• **TASK**
Copy out everything in the listing from the line containing "Patent image size: (867, 677)." down to the line containing "The light guide plate 20 is at (406, 443).", keeping every line as it appears.

Source data
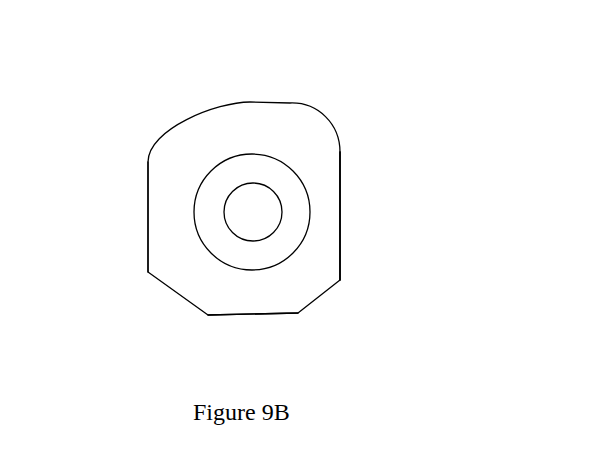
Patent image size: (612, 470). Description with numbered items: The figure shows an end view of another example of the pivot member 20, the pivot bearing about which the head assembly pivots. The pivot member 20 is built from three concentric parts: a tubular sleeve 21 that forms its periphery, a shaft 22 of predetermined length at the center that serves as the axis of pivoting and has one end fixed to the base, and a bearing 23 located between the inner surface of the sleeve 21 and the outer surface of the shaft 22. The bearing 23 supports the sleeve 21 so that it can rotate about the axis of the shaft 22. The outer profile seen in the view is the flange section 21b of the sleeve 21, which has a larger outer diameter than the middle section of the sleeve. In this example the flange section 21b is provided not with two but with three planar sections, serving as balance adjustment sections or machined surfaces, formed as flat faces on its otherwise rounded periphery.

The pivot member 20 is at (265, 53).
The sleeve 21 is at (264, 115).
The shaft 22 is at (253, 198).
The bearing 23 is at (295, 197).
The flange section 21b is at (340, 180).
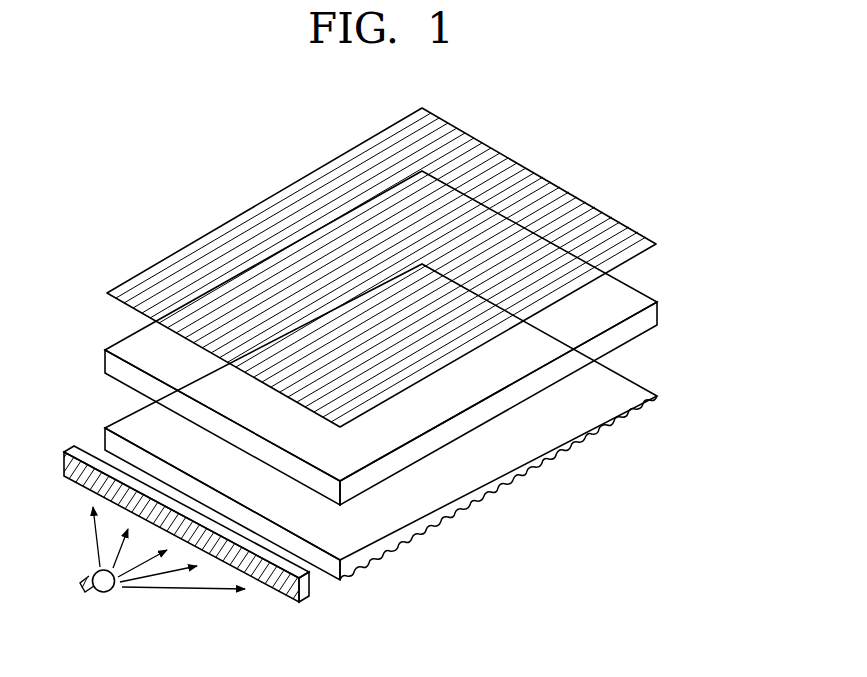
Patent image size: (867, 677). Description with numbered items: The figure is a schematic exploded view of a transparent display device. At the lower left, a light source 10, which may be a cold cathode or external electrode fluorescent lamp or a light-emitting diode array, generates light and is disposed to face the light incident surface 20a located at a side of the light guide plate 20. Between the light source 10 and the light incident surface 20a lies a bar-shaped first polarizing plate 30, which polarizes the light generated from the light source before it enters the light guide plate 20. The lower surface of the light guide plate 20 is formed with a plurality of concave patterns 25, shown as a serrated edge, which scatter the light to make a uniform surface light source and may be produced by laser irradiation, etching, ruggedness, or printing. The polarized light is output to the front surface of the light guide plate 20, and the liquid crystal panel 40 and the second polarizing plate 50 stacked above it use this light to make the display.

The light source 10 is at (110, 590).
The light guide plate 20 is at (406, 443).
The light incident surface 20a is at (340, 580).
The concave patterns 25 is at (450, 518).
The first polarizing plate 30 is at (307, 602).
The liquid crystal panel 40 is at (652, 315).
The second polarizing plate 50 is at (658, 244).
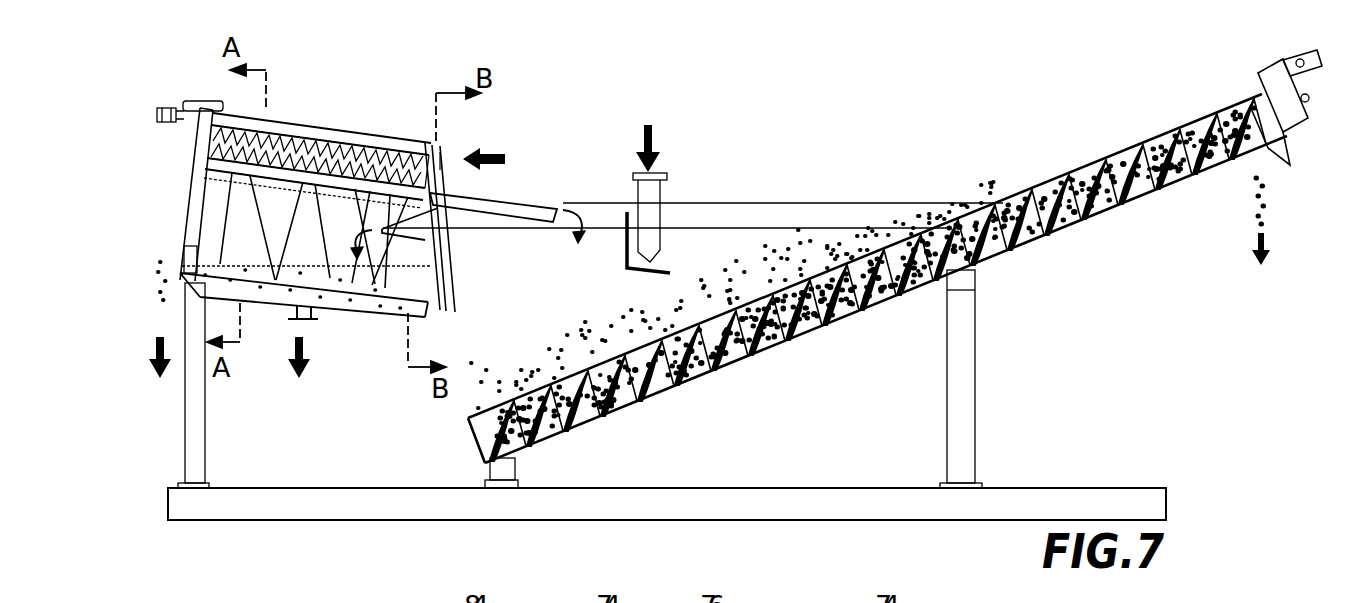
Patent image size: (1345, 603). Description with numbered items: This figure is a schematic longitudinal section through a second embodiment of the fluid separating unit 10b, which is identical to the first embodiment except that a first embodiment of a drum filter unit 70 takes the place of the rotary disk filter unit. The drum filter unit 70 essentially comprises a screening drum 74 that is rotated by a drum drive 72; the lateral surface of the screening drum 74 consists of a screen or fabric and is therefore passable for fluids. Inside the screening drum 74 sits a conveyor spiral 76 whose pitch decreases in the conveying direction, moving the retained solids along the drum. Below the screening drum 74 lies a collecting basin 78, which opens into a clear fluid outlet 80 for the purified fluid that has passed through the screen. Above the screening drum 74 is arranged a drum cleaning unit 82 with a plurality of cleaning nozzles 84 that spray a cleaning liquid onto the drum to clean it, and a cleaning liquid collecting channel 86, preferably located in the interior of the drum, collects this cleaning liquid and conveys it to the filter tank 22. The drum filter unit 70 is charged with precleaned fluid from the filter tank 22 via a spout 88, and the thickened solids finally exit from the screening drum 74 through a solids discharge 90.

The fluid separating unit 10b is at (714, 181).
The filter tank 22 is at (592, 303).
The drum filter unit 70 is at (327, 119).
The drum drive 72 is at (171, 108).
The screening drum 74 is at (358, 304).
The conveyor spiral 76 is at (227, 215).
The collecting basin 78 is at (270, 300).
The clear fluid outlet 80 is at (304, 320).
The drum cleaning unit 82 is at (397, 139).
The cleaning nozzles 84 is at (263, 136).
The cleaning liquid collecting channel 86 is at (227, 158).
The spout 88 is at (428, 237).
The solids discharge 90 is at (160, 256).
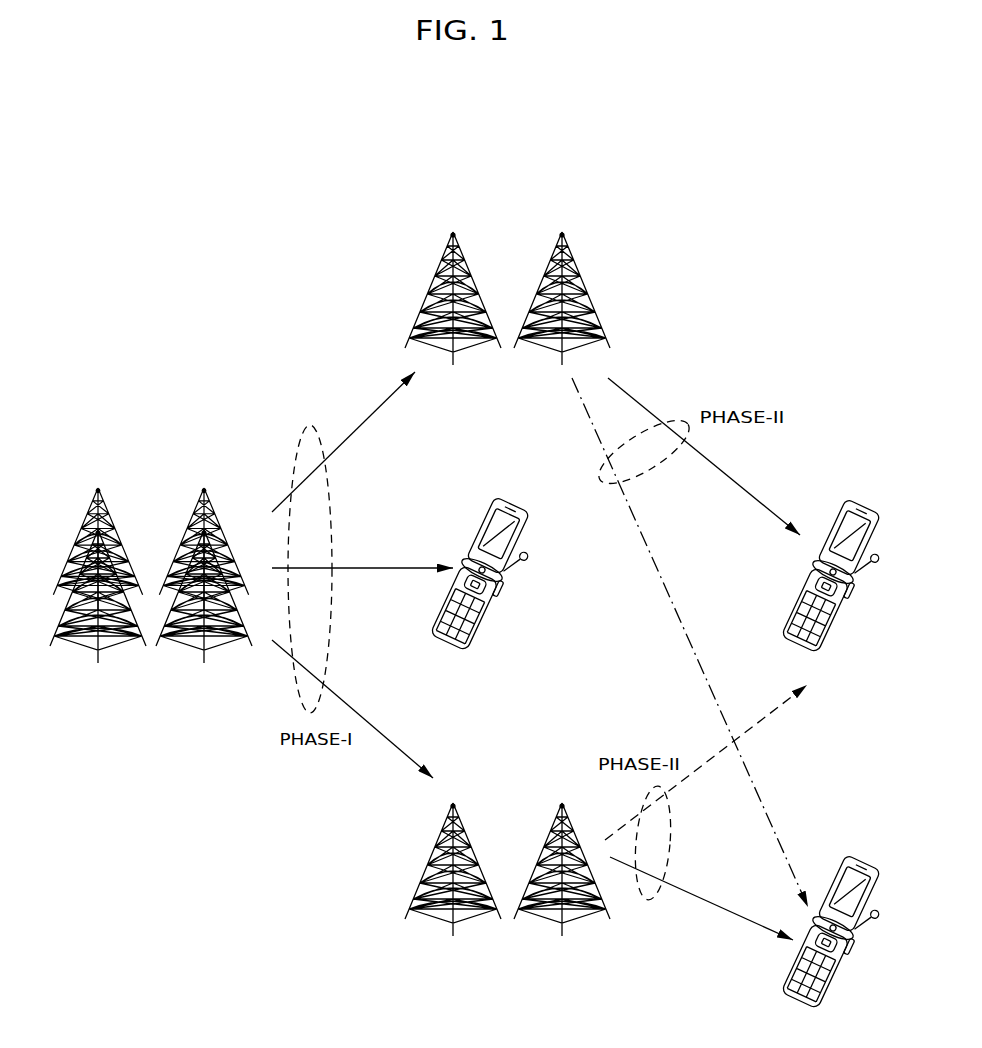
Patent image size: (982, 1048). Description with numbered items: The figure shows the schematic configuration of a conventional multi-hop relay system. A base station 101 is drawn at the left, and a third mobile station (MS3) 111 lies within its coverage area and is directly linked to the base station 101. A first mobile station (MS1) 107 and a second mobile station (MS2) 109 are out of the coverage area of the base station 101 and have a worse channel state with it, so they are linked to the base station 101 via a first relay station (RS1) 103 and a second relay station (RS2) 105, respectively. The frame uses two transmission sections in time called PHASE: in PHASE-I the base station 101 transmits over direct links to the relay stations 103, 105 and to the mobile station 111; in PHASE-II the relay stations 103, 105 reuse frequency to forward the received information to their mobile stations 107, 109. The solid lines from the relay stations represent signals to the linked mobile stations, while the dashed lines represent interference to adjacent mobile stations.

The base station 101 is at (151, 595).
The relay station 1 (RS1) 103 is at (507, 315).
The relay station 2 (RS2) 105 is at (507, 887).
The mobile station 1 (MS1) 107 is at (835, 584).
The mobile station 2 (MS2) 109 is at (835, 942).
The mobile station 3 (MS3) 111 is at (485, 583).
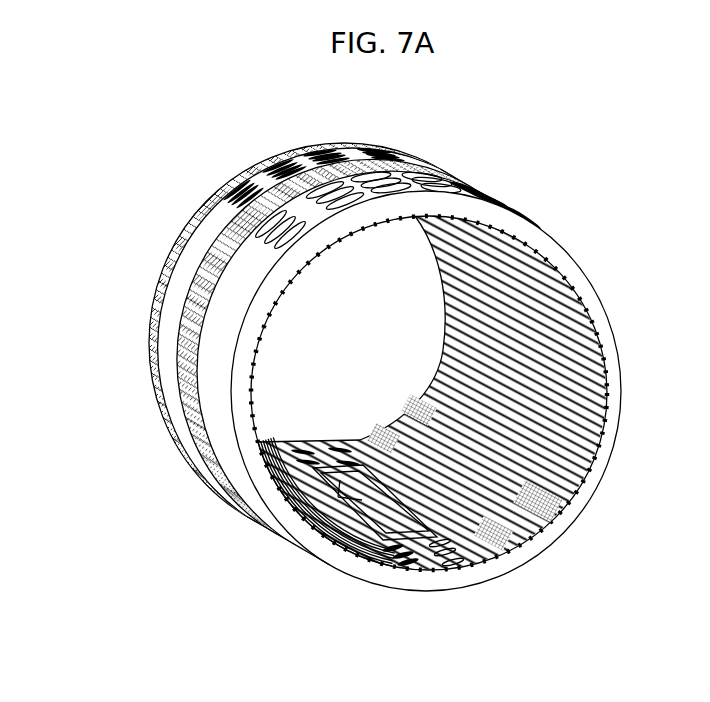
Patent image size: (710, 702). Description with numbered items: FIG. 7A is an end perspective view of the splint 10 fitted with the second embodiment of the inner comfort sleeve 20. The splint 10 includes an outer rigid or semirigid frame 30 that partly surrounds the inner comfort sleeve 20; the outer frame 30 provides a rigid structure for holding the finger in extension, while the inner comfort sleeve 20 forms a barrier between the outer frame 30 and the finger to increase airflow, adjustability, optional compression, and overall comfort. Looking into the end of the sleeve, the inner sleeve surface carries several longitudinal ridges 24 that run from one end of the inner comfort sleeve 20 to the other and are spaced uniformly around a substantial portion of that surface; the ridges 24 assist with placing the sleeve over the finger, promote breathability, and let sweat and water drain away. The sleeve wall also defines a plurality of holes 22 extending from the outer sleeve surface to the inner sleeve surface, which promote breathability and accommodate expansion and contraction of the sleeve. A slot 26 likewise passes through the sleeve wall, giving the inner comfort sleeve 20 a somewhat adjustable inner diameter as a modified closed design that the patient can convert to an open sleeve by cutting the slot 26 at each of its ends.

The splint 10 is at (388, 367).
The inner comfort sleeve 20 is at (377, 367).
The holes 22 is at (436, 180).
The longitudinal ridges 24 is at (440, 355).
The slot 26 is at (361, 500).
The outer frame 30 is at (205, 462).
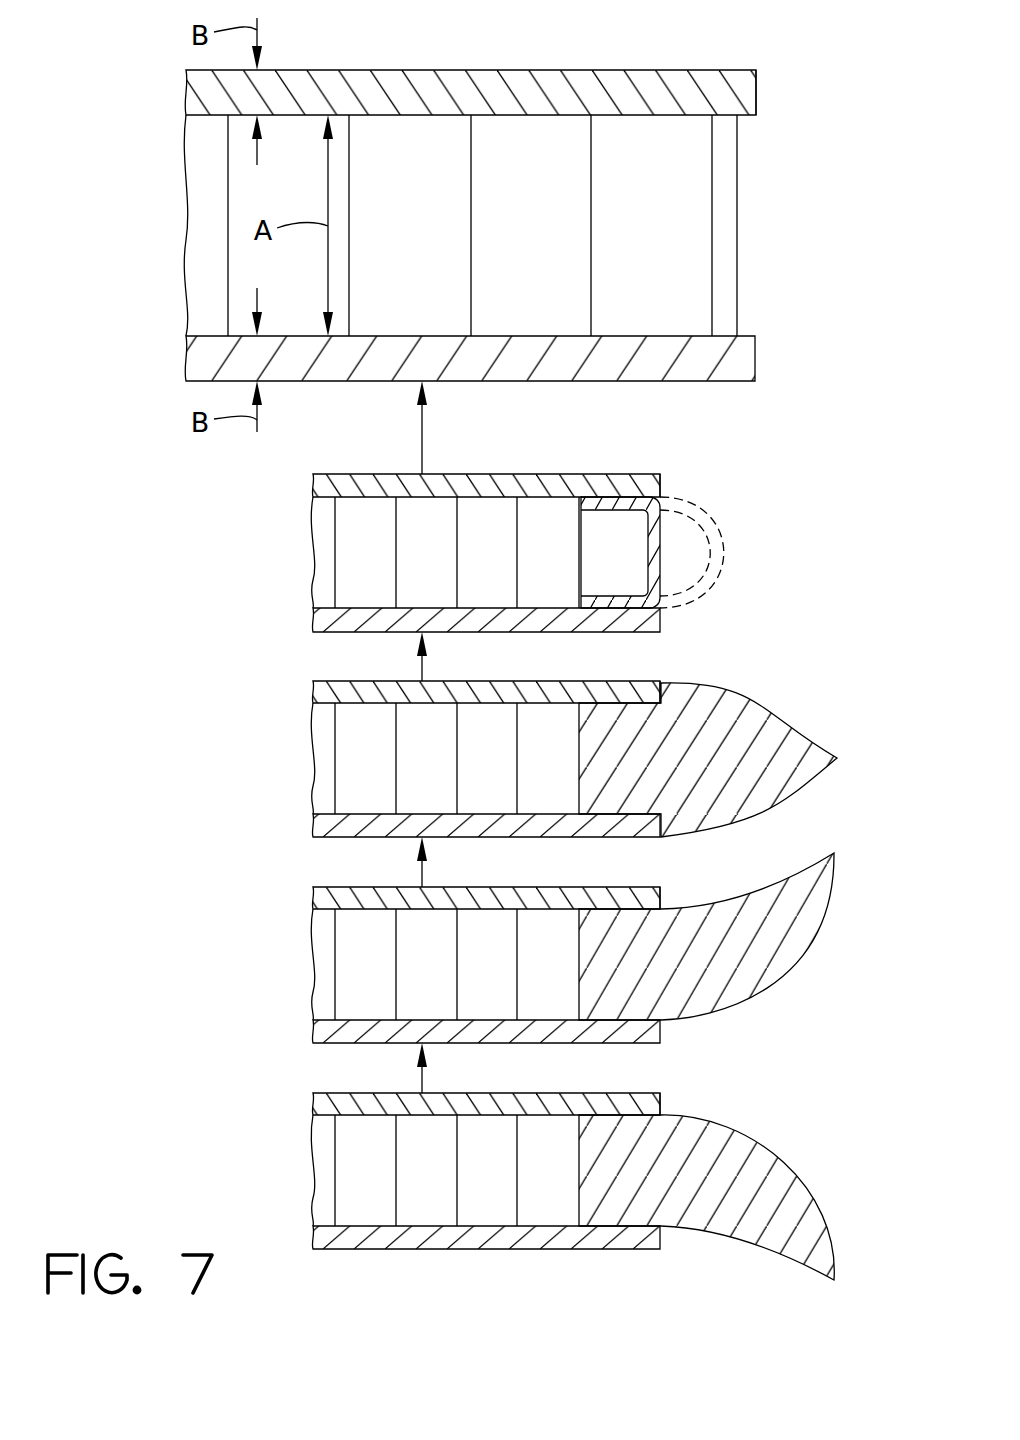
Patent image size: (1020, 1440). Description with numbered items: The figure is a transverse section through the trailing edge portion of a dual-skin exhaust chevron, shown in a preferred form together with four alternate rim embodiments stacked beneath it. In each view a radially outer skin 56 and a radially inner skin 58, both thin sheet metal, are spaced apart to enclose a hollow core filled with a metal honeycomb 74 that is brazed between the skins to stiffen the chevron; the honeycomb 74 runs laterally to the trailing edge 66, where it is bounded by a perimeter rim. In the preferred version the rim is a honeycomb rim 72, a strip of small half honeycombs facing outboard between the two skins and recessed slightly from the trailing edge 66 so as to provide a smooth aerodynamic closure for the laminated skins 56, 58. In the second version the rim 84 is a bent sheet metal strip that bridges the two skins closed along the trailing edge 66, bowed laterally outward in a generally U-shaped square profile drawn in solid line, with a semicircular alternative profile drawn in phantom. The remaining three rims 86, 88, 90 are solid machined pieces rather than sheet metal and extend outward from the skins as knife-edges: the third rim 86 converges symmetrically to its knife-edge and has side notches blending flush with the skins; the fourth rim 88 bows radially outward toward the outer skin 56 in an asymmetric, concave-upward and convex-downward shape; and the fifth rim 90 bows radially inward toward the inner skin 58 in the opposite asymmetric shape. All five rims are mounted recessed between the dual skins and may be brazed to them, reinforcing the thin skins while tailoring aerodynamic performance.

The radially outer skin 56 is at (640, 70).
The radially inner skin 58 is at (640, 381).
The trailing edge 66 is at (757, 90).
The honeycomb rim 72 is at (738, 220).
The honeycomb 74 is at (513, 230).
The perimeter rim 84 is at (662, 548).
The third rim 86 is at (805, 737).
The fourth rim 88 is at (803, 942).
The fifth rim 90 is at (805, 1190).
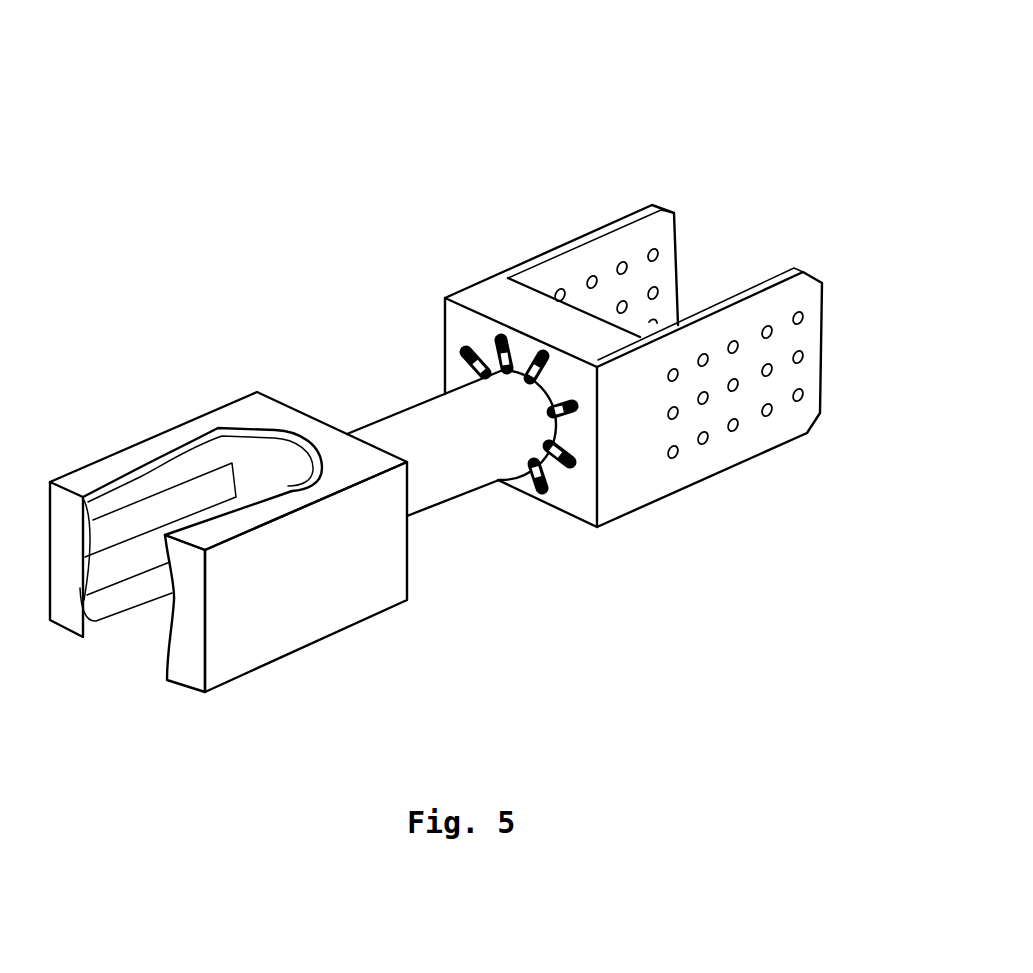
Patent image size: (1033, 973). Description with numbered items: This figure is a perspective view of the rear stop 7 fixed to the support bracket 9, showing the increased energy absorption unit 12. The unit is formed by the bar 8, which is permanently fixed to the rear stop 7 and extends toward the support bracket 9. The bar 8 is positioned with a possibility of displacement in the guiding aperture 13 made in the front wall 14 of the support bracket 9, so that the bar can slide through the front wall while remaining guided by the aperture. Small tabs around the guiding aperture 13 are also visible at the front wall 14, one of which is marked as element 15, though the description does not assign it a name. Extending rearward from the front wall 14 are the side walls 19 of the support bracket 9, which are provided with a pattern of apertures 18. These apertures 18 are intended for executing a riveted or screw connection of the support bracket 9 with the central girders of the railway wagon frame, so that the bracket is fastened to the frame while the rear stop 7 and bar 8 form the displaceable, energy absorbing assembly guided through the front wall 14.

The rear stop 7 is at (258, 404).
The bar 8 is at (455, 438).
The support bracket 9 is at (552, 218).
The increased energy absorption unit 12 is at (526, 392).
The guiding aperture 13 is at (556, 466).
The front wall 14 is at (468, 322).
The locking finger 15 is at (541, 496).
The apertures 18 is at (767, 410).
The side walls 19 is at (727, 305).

• **SOLVED EXERCISE**
Patent image size: (867, 677). Description with numbered items: The figure is a schematic exploded view of a transparent display device. At the lower left, a light source 10, which may be a cold cathode or external electrode fluorescent lamp or a light-emitting diode array, generates light and is disposed to face the light incident surface 20a located at a side of the light guide plate 20. Between the light source 10 and the light incident surface 20a lies a bar-shaped first polarizing plate 30, which polarizes the light generated from the light source before it enters the light guide plate 20. The lower surface of the light guide plate 20 is formed with a plurality of concave patterns 25, shown as a serrated edge, which scatter the light to make a uniform surface light source and may be produced by laser irradiation, etching, ruggedness, or printing. The polarized light is output to the front surface of the light guide plate 20, and the liquid crystal panel 40 and the second polarizing plate 50 stacked above it use this light to make the display.

The light source 10 is at (110, 590).
The light guide plate 20 is at (406, 443).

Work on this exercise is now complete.